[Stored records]
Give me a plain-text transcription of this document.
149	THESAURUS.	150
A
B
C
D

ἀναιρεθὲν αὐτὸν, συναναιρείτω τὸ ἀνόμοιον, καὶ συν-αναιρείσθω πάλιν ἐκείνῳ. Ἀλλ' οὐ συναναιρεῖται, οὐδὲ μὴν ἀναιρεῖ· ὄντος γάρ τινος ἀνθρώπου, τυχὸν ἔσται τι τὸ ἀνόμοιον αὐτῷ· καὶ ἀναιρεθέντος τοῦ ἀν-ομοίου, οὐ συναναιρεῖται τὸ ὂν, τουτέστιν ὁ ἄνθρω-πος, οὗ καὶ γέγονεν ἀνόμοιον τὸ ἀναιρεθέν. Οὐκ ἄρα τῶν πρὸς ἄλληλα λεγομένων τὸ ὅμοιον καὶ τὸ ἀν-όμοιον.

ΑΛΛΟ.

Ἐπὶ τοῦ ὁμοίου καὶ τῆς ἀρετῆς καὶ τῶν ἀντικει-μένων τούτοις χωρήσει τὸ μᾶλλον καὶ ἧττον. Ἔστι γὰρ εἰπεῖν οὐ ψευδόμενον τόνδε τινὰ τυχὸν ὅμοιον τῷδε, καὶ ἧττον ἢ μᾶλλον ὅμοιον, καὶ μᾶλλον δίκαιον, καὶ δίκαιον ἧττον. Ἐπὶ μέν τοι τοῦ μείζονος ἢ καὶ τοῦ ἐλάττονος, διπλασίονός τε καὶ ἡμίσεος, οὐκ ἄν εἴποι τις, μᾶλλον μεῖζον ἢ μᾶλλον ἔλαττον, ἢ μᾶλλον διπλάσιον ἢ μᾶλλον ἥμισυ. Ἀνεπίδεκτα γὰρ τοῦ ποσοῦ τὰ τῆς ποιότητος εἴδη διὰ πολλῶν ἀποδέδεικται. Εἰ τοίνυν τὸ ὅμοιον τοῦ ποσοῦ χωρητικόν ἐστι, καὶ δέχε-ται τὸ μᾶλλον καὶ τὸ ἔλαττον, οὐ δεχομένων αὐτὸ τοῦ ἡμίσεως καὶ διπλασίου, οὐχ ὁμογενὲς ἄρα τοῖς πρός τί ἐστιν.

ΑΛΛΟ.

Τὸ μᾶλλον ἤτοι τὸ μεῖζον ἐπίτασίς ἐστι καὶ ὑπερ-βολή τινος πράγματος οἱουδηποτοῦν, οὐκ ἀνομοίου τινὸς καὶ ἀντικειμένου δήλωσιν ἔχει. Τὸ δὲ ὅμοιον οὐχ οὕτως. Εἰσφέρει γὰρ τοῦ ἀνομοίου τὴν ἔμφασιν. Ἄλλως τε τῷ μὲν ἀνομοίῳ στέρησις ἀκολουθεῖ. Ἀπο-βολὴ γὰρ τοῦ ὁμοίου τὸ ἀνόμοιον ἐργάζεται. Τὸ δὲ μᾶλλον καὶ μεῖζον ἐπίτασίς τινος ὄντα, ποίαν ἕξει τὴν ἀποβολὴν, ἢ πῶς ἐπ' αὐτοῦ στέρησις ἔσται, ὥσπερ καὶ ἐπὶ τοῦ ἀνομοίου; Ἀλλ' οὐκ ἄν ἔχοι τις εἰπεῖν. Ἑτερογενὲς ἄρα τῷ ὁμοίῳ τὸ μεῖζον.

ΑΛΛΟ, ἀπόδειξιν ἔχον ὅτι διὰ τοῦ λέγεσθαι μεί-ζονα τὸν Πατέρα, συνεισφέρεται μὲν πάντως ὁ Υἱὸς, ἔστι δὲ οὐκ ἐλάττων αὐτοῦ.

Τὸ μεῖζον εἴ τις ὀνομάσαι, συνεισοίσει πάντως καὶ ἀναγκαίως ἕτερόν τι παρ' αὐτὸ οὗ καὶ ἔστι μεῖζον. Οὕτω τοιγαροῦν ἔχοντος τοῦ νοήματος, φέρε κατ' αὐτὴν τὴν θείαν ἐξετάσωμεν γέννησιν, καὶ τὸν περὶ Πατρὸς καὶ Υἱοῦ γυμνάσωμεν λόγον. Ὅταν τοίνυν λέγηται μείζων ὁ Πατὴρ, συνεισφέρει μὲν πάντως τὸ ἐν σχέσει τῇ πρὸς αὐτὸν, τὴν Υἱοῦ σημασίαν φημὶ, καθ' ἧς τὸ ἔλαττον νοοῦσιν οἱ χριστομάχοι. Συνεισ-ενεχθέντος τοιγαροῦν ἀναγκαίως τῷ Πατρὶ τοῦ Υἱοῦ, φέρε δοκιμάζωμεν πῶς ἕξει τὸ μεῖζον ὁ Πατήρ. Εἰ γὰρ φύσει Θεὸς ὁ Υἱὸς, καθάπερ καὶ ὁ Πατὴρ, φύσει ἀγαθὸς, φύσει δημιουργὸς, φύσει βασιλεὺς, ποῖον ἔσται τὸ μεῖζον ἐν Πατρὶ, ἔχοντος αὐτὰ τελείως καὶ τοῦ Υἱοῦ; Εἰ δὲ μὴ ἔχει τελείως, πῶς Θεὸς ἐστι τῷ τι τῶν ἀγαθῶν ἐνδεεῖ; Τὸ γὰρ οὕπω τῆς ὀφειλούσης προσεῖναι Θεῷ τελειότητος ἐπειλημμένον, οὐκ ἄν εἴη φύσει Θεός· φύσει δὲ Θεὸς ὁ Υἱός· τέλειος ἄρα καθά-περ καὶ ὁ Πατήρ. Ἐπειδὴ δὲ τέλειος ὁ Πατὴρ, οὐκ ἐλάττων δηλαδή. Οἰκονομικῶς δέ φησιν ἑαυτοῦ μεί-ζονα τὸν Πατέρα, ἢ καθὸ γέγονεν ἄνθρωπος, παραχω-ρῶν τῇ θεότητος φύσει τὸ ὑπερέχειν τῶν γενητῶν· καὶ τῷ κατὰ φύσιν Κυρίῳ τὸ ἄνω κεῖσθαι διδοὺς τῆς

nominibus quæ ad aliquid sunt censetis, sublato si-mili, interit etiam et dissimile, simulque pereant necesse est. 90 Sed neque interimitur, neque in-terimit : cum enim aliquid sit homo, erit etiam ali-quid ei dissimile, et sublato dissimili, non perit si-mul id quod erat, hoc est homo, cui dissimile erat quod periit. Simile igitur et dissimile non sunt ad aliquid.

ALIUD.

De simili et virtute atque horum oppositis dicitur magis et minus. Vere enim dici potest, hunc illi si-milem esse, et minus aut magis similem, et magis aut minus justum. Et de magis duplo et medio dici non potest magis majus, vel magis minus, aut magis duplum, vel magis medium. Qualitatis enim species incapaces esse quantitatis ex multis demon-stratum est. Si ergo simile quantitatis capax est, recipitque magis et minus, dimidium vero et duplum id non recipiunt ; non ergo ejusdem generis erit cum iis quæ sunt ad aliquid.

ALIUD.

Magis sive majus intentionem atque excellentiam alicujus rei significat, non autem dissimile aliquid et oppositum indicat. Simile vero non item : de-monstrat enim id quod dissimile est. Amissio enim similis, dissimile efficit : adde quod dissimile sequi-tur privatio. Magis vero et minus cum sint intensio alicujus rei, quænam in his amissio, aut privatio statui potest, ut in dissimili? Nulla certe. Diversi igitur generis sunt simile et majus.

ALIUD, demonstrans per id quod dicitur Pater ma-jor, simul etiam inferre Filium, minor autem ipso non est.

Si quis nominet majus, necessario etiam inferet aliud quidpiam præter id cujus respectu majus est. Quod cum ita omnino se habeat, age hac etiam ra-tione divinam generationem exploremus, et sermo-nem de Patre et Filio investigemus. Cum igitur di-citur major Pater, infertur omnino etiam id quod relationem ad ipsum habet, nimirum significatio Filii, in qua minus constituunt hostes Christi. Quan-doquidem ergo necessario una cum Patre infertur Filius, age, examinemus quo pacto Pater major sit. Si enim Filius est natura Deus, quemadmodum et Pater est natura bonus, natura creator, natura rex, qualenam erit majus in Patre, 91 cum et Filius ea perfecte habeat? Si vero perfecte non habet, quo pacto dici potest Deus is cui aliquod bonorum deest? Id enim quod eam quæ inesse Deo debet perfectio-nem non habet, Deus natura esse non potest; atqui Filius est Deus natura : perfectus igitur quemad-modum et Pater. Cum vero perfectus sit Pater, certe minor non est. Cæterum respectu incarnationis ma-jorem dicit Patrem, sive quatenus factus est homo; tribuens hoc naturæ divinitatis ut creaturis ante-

--

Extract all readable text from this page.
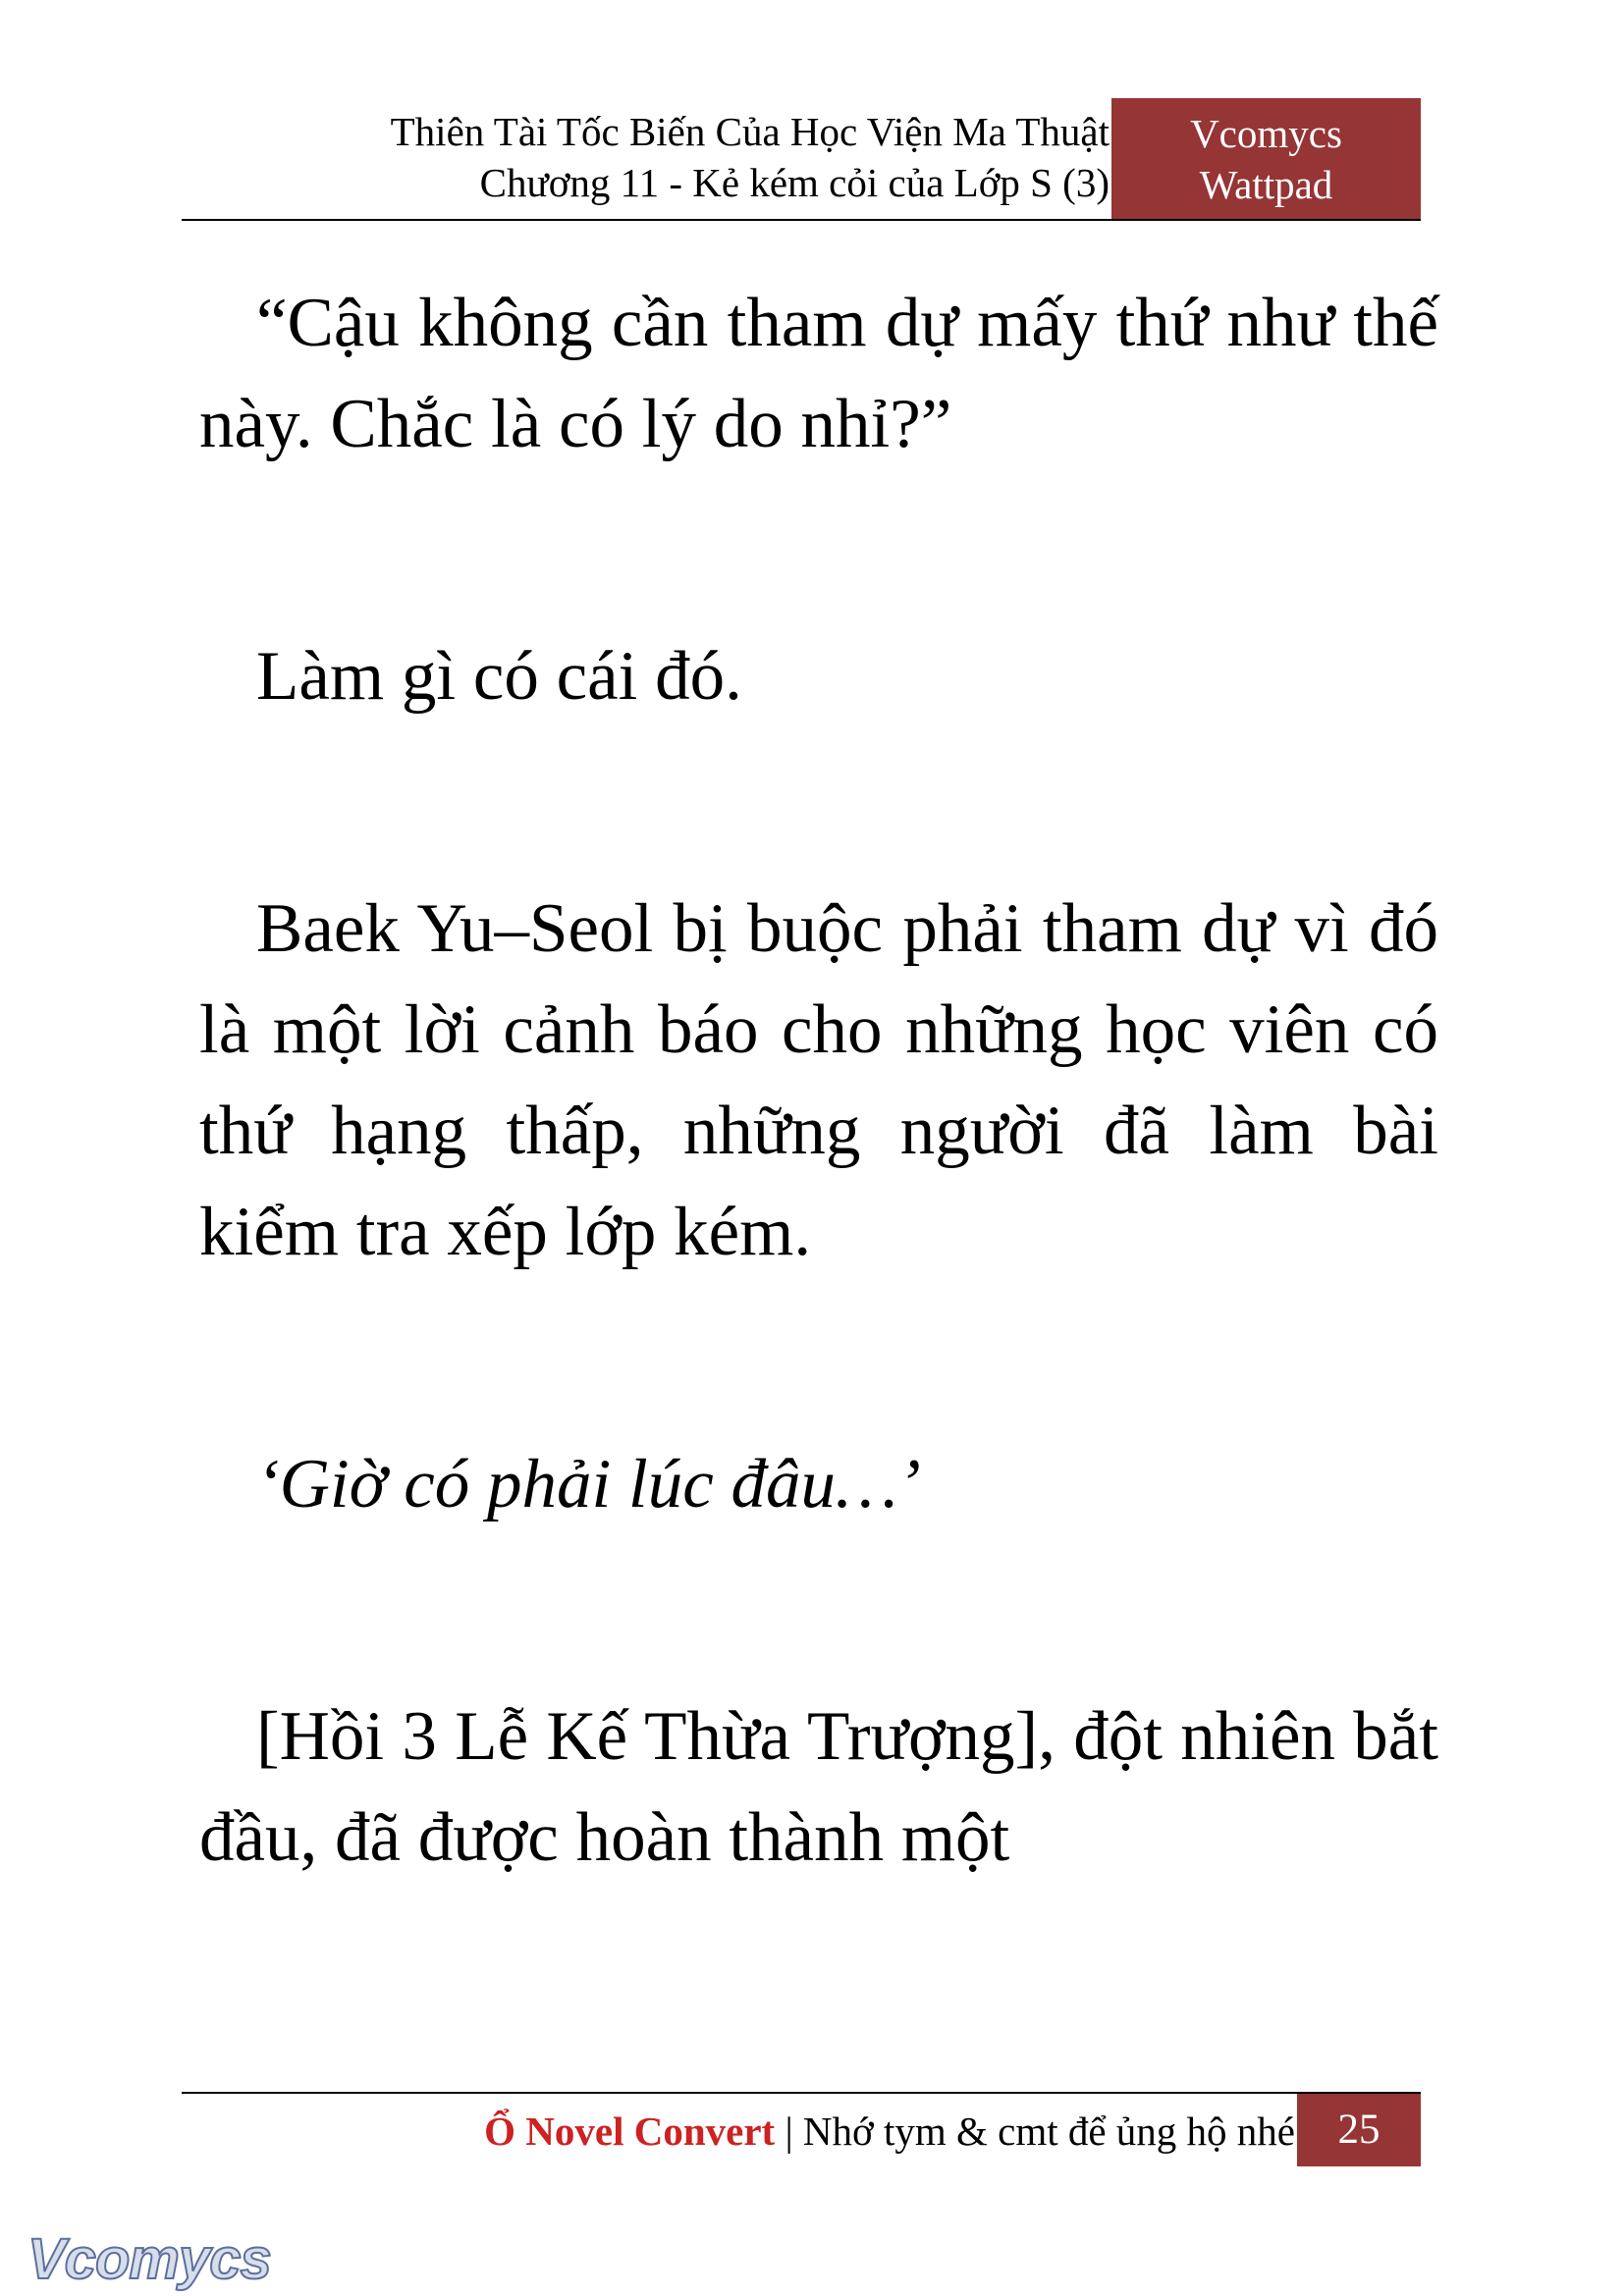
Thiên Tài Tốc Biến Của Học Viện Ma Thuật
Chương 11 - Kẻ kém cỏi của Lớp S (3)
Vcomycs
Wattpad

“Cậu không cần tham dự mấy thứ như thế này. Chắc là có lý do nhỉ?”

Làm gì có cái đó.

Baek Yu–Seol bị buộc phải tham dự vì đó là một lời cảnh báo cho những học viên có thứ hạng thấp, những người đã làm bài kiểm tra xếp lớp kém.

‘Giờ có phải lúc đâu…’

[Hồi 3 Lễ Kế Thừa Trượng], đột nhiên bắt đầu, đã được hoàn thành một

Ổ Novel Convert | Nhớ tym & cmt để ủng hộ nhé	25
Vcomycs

*What is expected:* Give only the number of lines in the records that contain the string "tham".

*Task output:* 2